**** Data for this task ****

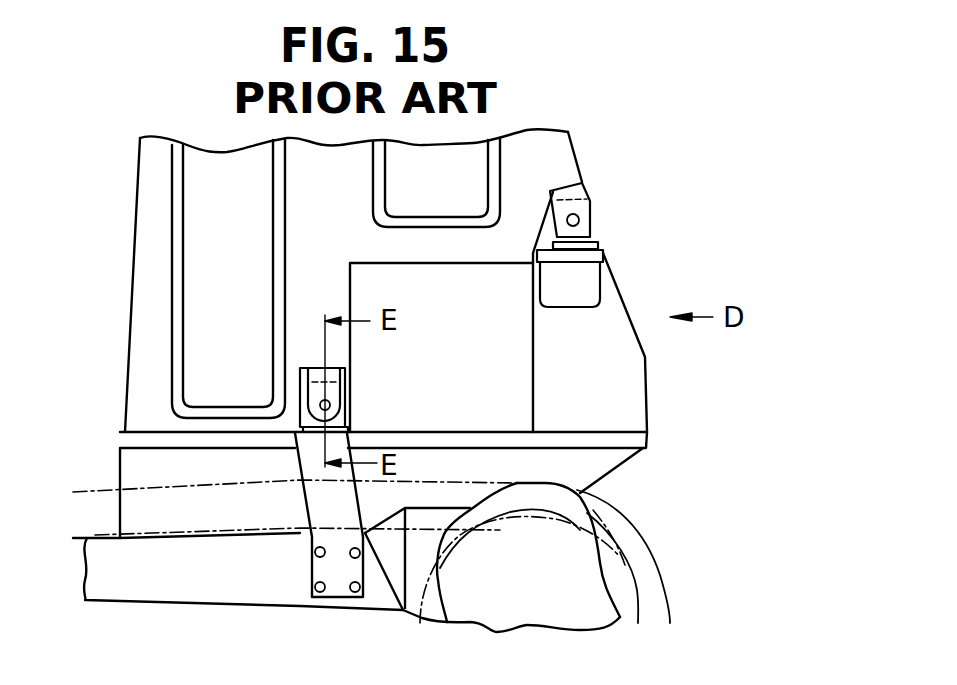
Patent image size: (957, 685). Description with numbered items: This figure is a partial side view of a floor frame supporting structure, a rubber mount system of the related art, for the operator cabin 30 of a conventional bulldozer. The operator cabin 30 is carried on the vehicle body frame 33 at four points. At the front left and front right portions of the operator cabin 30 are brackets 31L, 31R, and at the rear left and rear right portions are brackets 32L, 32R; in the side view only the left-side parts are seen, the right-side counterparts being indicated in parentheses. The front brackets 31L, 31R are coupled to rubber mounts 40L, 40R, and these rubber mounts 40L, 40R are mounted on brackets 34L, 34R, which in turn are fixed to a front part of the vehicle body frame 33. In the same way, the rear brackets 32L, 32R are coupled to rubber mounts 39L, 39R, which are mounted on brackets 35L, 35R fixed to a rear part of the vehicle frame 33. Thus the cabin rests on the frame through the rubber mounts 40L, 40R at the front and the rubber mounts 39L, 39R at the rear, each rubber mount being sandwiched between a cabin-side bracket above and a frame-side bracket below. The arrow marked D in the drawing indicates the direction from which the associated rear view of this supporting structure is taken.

The operator cabin 30 is at (143, 187).
The front left bracket 31L is at (183, 352).
The front right bracket 31R is at (313, 378).
The rear left bracket 32L is at (677, 186).
The rear right bracket 32R is at (585, 188).
The vehicle body frame 33 is at (192, 585).
The front left frame bracket 34L is at (302, 546).
The front right frame bracket 34R is at (313, 508).
The rear left frame bracket 35L is at (677, 319).
The rear right frame bracket 35R is at (583, 295).
The rear left rubber mount 39L is at (686, 226).
The rear right rubber mount 39R is at (593, 235).
The front left rubber mount 40L is at (185, 424).
The front right rubber mount 40R is at (307, 420).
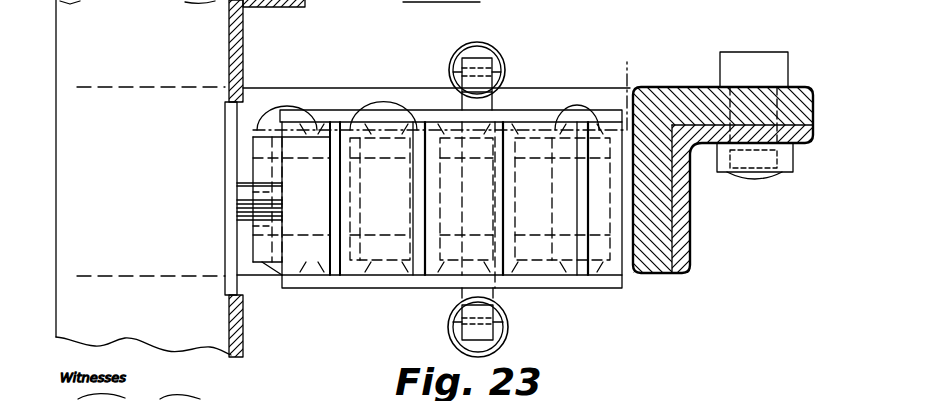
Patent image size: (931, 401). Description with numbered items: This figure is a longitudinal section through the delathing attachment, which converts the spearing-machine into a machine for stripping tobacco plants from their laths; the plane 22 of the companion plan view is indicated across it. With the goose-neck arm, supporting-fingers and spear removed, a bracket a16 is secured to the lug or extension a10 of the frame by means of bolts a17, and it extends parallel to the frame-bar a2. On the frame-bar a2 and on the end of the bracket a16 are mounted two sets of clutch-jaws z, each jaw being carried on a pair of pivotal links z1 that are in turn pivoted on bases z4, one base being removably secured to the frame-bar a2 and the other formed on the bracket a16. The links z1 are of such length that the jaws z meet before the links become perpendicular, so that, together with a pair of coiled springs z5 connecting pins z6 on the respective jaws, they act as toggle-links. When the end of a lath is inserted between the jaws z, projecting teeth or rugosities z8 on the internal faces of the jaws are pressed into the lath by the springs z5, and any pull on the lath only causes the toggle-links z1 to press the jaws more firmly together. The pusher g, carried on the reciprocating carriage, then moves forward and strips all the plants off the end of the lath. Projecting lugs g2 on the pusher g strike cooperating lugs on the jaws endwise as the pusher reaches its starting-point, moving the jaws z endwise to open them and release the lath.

The pusher g is at (243, 71).
The projecting lugs g2 is at (240, 193).
The clutch-jaws z is at (318, 288).
The pivotal links z1 is at (253, 148).
The bases z4 is at (258, 223).
The coiled springs z5 is at (503, 66).
The pins z6 is at (494, 295).
The projecting teeth or rugosities z8 is at (402, 215).
The frame-bar a2 is at (348, 93).
The bracket a16 is at (686, 92).
The bolts a17 is at (770, 178).
The lug or extension a10 is at (690, 221).
The section plane 22 is at (437, 91).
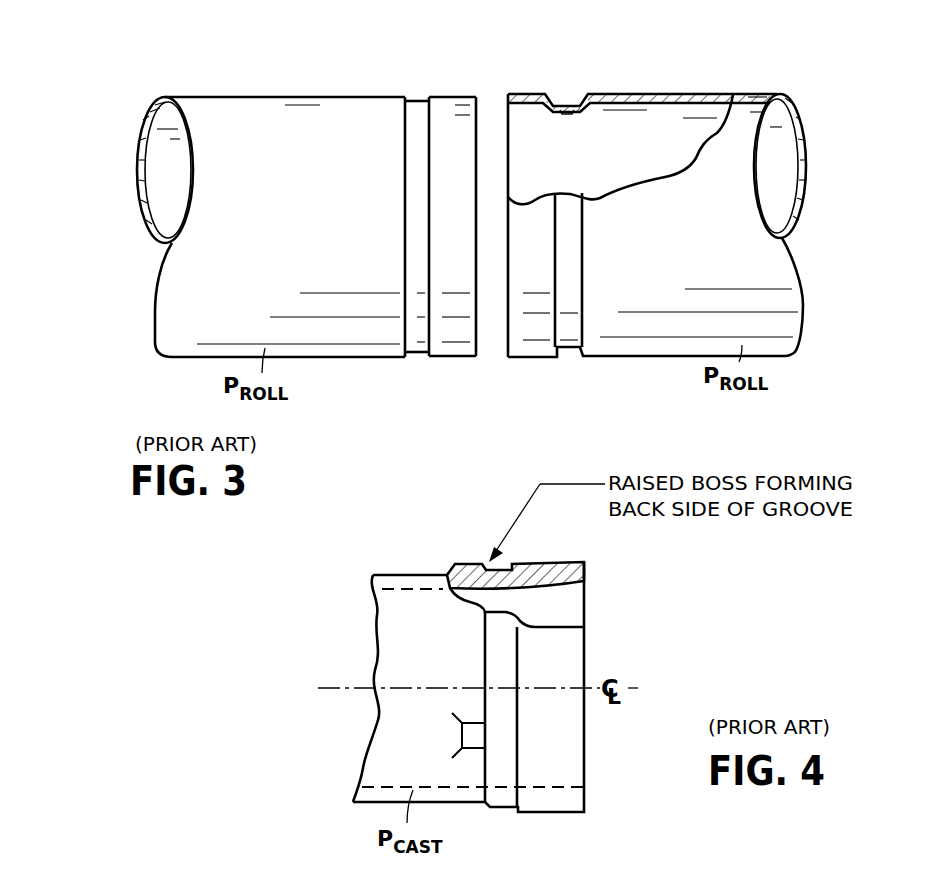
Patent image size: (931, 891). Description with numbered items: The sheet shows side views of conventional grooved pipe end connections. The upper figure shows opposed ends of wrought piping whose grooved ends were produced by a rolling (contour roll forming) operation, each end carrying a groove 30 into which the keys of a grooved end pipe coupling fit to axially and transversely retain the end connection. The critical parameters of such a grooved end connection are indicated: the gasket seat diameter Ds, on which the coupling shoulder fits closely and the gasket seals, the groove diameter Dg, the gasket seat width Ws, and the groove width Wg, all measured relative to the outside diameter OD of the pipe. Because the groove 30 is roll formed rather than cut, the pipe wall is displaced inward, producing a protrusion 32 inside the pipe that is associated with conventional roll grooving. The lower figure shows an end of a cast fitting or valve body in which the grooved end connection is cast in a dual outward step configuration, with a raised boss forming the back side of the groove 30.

In FIG. 3, the groove 30 is at (418, 357).
In FIG. 4, the groove 30 is at (505, 565).
In FIG. 3, the protrusion 32 is at (584, 108).
In FIG. 3, the outside diameter OD is at (145, 358).
In FIG. 3, the gasket seat diameter Ds is at (500, 97).
In FIG. 3, the groove diameter Dg is at (569, 108).
In FIG. 3, the gasket seat width Ws is at (553, 87).
In FIG. 3, the groove width Wg is at (522, 53).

****

Task objective :: Pick out every line of the listing above that contains the string "outside". Letter case must match.

Result of this exercise ::
Patent image size: (931, 891). Description with numbered items: The sheet shows side views of conventional grooved pipe end connections. The upper figure shows opposed ends of wrought piping whose grooved ends were produced by a rolling (contour roll forming) operation, each end carrying a groove 30 into which the keys of a grooved end pipe coupling fit to axially and transversely retain the end connection. The critical parameters of such a grooved end connection are indicated: the gasket seat diameter Ds, on which the coupling shoulder fits closely and the gasket seals, the groove diameter Dg, the gasket seat width Ws, and the groove width Wg, all measured relative to the outside diameter OD of the pipe. Because the groove 30 is roll formed rather than cut, the pipe wall is displaced inward, producing a protrusion 32 inside the pipe that is associated with conventional roll grooving. The lower figure shows an end of a cast fitting or valve body in which the grooved end connection is cast in a dual outward step configuration, with a raised boss forming the back side of the groove 30.
In FIG. 3, the outside diameter OD is at (145, 358).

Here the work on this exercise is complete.